*Goal of the exercise*. Using the Regina Dewdney entry, decide whether each statement below agrees with it, answering yes or no and quoting the deciding words. 1. The district was first contested in 1991. 2. The district's population in 2006 exceeded 20,000. 3. The district included all of Glencairn Village.

*Selected excerpt*.
= = = = =

Defunct provincial electoral district
- Legislature: Legislative Assembly of Saskatchewan
- District created: 1991
- First contested: 1991
- Last contested: 2011

Demographics
- Population (2006): 17,248
- Electors: 10,546
- Census division(s): Division 6
- Census subdivision(s): Regina

= Regina Dewdney =

Former provincial electoral district in Saskatchewan, Canada

Regina Dewdney was a provincial electoral district for the Legislative Assembly of Saskatchewan, Canada. This district included the neighbourhoods of Dewdney, Crescent Park, Glenelm Park, Glenelm Park South, Gardiner Park, Arcola East-North Side, Gardiner Heights, Wood Meadows, Glencairn and half of Glencairn Village.

= = = = =

*Excerpted data*.
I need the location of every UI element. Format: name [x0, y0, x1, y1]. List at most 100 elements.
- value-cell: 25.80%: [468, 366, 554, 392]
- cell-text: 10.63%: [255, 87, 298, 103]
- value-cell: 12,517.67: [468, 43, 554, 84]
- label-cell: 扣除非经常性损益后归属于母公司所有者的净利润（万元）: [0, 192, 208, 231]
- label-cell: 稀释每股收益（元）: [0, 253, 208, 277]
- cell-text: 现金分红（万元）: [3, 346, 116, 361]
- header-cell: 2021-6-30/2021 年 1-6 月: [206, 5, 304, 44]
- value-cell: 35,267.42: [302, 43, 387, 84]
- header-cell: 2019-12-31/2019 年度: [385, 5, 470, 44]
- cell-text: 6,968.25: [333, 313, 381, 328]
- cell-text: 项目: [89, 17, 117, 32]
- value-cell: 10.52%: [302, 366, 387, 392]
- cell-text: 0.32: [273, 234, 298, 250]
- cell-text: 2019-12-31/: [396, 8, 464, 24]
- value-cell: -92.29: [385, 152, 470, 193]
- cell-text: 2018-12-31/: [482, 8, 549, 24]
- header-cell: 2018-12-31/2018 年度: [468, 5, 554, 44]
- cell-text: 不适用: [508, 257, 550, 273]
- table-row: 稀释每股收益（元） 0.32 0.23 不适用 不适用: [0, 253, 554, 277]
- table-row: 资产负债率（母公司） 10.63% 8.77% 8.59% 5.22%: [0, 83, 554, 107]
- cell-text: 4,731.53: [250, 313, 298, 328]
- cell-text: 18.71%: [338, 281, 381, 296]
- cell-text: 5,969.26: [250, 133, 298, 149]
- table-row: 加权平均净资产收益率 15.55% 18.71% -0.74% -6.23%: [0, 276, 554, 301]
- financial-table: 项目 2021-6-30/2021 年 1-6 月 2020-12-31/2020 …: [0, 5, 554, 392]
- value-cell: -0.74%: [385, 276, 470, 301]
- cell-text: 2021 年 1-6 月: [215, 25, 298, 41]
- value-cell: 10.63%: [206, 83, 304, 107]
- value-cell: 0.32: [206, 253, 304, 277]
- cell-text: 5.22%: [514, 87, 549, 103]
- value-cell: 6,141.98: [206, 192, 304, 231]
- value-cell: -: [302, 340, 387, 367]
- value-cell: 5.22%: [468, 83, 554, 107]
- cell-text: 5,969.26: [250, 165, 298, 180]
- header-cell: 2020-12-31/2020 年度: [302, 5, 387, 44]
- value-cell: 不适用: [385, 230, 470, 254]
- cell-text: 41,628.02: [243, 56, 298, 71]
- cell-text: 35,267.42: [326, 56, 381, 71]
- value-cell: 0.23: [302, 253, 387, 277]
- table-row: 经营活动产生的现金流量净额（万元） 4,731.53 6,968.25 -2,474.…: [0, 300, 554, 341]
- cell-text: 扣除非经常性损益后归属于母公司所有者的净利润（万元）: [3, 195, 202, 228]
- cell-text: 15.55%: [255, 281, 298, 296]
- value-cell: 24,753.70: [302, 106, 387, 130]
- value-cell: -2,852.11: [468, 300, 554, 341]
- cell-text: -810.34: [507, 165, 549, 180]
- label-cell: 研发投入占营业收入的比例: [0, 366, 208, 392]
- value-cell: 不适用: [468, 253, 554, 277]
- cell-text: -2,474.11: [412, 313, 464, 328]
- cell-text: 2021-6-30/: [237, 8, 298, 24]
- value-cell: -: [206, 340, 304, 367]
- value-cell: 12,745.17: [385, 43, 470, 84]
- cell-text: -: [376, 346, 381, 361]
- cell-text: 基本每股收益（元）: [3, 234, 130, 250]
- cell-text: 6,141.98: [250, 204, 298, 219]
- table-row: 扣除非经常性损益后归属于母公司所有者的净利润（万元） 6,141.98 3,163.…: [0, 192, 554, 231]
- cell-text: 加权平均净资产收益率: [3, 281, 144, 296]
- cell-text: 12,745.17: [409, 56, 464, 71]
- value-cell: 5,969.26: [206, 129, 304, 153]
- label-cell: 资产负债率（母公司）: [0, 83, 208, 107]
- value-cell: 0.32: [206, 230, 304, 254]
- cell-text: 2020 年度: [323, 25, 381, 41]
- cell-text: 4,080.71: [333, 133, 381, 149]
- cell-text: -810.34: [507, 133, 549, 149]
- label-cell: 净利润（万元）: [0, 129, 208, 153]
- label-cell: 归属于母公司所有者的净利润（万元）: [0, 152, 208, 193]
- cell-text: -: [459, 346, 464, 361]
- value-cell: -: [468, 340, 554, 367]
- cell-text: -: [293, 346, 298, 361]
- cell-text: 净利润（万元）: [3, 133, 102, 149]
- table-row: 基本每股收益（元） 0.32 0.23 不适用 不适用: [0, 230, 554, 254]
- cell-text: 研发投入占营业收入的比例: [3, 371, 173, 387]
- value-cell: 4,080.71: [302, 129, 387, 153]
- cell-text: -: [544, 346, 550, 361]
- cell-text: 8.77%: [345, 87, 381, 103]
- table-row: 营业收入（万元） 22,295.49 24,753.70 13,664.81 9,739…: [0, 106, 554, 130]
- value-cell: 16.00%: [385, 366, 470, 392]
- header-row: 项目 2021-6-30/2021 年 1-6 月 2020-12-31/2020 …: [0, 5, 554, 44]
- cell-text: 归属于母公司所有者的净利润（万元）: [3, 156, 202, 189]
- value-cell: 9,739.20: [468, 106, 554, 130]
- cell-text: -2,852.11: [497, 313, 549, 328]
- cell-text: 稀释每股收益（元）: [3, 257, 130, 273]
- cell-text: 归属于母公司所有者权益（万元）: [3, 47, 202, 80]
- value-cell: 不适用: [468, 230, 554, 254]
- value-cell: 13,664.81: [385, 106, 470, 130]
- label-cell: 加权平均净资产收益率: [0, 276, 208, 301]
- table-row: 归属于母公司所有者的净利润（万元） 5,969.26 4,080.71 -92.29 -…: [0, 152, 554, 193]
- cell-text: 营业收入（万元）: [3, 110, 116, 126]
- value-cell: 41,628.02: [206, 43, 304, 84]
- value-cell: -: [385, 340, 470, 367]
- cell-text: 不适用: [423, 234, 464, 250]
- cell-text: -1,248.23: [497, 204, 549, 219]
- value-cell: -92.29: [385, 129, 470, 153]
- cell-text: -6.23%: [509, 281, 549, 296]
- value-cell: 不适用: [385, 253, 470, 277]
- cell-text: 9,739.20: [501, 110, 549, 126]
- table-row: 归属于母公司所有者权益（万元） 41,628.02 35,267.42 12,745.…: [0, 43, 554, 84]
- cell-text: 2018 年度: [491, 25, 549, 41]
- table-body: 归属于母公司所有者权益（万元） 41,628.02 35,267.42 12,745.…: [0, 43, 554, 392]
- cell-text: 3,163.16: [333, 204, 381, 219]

= = = = =

*Result*.
1. Yes: "First contested: 1991"
2. No: "Population (2006): 17,248"
3. No: "half of Glencairn Village"